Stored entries
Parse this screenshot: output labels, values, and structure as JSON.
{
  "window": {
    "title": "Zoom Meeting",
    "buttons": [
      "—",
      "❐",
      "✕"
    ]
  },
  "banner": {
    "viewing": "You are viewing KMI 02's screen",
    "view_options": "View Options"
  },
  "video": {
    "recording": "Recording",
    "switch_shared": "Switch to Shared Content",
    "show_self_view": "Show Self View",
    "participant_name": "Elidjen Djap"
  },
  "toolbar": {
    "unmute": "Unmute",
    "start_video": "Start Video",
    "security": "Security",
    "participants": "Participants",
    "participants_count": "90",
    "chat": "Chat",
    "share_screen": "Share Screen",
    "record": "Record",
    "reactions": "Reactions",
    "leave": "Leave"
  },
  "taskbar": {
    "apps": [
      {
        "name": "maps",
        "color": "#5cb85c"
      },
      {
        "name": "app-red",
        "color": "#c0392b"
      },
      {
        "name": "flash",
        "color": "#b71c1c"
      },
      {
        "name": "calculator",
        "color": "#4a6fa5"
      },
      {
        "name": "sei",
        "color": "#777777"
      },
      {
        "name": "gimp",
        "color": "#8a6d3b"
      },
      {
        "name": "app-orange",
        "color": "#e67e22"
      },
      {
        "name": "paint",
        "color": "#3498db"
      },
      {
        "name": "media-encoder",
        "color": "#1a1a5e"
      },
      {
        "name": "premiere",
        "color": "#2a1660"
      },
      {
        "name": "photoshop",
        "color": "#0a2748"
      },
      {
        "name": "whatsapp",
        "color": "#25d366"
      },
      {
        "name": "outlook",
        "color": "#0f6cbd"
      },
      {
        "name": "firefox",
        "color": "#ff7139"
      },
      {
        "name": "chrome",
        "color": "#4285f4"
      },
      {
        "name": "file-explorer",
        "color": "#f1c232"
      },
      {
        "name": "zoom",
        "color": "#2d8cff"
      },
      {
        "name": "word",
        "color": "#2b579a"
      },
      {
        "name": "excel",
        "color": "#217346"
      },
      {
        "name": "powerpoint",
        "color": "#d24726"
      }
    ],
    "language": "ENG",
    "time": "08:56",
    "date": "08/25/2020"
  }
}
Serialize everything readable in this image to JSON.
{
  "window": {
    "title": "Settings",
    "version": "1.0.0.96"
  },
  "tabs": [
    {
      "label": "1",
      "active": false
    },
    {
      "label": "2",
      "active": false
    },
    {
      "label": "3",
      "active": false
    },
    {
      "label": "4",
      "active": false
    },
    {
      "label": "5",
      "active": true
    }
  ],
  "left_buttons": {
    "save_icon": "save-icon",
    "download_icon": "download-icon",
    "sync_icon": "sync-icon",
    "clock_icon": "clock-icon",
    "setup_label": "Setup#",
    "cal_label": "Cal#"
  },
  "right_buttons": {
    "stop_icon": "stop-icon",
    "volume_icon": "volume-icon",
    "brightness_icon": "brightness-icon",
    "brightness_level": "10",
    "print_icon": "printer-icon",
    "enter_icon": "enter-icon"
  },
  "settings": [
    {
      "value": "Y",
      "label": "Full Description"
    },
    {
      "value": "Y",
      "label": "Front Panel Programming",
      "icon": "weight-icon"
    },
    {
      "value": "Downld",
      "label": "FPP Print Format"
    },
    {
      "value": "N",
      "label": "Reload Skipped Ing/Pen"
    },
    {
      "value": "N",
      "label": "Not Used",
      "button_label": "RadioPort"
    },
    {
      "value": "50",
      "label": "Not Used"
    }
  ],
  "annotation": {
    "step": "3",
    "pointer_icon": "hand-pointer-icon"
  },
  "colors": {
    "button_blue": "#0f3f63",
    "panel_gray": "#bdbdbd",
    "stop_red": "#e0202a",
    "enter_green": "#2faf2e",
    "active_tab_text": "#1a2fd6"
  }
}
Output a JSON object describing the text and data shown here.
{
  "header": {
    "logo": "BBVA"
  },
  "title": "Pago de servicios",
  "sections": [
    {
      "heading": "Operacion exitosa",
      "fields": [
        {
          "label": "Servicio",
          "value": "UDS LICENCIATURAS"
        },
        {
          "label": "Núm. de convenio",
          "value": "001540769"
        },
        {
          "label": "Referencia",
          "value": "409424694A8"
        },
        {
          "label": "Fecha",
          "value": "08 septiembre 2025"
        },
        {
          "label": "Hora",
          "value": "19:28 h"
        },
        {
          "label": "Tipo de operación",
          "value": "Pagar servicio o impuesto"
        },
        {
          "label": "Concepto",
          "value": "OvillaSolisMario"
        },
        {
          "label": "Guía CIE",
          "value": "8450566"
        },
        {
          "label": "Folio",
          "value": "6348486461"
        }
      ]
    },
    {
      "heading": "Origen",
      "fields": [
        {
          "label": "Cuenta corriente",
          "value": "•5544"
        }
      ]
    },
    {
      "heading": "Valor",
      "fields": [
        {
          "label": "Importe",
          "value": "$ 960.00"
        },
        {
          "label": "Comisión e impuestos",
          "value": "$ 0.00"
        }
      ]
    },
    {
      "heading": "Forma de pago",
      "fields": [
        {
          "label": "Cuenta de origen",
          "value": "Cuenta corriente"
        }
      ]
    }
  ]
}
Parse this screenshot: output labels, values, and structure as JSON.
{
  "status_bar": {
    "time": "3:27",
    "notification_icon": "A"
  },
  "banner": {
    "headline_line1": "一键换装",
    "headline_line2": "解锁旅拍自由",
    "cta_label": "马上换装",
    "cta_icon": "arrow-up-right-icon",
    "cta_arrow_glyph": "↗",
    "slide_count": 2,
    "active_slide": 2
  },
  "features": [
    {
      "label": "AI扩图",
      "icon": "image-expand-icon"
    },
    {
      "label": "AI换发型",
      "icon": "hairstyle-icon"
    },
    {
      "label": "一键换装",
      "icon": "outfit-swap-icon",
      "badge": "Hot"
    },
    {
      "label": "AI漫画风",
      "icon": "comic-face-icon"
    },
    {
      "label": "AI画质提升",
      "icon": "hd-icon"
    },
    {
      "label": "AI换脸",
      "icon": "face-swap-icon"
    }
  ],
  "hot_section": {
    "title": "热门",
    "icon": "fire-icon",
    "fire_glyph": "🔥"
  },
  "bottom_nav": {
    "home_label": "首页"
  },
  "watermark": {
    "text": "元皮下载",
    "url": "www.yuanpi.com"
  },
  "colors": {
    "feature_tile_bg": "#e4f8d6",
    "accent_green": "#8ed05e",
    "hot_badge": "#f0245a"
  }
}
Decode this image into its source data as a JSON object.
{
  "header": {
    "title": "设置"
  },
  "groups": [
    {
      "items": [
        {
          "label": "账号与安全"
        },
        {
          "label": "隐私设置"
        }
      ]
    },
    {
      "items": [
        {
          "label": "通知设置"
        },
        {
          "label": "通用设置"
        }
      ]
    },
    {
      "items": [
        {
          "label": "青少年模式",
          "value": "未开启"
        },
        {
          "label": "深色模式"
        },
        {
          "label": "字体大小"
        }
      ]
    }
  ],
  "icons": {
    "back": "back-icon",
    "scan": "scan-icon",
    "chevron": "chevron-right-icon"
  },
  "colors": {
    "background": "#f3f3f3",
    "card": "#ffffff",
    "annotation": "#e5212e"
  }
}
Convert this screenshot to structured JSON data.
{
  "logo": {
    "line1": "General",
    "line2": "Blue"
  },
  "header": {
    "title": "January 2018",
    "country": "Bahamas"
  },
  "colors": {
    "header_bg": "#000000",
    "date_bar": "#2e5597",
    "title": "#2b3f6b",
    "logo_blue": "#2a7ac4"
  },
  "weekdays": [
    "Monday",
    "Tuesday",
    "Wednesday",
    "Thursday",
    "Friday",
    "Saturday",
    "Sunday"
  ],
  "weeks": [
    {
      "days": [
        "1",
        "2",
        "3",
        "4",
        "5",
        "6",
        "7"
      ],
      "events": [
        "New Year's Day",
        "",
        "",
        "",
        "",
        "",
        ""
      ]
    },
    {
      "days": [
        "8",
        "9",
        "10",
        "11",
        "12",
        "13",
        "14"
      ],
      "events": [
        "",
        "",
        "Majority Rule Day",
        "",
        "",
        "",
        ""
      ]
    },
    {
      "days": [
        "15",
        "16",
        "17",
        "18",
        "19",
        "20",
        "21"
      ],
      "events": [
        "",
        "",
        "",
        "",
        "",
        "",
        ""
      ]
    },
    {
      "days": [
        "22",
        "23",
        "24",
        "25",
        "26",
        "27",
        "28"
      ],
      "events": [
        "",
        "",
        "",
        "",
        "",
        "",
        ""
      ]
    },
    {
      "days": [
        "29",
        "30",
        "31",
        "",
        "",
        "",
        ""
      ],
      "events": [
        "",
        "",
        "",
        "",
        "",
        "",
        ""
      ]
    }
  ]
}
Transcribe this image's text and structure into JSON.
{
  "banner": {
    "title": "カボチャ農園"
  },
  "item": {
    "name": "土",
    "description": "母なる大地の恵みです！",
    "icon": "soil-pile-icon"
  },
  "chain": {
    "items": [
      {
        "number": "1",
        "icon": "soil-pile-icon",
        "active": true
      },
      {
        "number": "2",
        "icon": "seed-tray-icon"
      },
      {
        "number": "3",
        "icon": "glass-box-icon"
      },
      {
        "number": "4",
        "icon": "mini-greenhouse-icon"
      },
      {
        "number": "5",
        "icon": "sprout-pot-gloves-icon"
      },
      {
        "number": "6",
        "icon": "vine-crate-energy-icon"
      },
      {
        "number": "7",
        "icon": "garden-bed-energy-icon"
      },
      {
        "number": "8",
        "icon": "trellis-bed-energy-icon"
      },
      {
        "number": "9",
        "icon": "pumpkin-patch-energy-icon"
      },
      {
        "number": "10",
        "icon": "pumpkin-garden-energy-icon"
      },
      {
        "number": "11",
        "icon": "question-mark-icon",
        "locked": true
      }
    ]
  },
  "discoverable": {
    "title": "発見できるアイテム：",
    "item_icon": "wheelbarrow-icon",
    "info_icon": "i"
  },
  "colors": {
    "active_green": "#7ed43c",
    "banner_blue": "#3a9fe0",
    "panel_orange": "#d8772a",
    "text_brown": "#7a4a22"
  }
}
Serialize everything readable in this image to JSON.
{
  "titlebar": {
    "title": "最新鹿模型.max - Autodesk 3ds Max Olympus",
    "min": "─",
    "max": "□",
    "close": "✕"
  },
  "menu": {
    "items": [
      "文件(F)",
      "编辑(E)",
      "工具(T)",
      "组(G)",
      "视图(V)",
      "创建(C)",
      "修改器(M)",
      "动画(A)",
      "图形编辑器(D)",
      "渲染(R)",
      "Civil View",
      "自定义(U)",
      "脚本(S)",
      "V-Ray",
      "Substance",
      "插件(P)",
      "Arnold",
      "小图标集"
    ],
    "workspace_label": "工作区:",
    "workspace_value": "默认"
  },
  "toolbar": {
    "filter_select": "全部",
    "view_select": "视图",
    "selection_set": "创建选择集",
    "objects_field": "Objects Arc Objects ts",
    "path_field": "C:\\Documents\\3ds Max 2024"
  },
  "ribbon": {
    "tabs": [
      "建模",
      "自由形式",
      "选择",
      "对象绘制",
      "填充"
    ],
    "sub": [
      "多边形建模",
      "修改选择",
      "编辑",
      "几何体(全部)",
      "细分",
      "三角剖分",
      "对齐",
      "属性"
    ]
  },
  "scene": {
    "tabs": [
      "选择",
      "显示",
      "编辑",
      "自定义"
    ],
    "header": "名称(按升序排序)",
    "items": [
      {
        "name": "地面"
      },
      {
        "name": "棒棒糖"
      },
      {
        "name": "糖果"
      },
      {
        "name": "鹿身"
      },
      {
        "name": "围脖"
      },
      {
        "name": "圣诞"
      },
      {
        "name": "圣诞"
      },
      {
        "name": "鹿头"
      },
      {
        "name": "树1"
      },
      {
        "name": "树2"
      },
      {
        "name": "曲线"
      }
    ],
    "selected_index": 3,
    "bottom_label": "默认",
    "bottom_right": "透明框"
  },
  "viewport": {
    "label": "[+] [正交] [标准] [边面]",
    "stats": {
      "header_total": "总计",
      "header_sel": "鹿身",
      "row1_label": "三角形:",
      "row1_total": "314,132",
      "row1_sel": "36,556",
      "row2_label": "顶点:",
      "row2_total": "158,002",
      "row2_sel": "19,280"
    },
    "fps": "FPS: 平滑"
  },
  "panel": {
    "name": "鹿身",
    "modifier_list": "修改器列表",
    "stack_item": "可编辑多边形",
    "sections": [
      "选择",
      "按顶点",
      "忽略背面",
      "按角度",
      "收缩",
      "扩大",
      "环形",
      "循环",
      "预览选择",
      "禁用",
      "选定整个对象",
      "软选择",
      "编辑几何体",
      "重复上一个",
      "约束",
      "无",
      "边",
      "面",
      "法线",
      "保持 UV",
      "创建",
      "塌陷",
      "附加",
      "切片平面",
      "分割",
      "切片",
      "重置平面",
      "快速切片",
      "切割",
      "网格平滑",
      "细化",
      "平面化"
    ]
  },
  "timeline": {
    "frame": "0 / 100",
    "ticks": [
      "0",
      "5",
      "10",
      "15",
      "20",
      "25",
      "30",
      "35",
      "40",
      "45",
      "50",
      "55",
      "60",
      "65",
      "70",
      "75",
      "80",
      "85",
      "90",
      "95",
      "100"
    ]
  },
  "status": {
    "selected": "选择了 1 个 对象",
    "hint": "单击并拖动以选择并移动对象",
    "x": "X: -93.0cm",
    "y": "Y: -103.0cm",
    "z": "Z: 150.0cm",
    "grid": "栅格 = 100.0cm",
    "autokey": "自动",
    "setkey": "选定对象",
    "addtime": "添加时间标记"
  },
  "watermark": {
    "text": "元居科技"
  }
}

> [WORK TO DO]:
Only lines that contain the word "energy" are wanted; copy each of them.

> [WORKED SOLUTION]:
        "icon": "vine-crate-energy-icon"
        "icon": "garden-bed-energy-icon"
        "icon": "trellis-bed-energy-icon"
        "icon": "pumpkin-patch-energy-icon"
        "icon": "pumpkin-garden-energy-icon"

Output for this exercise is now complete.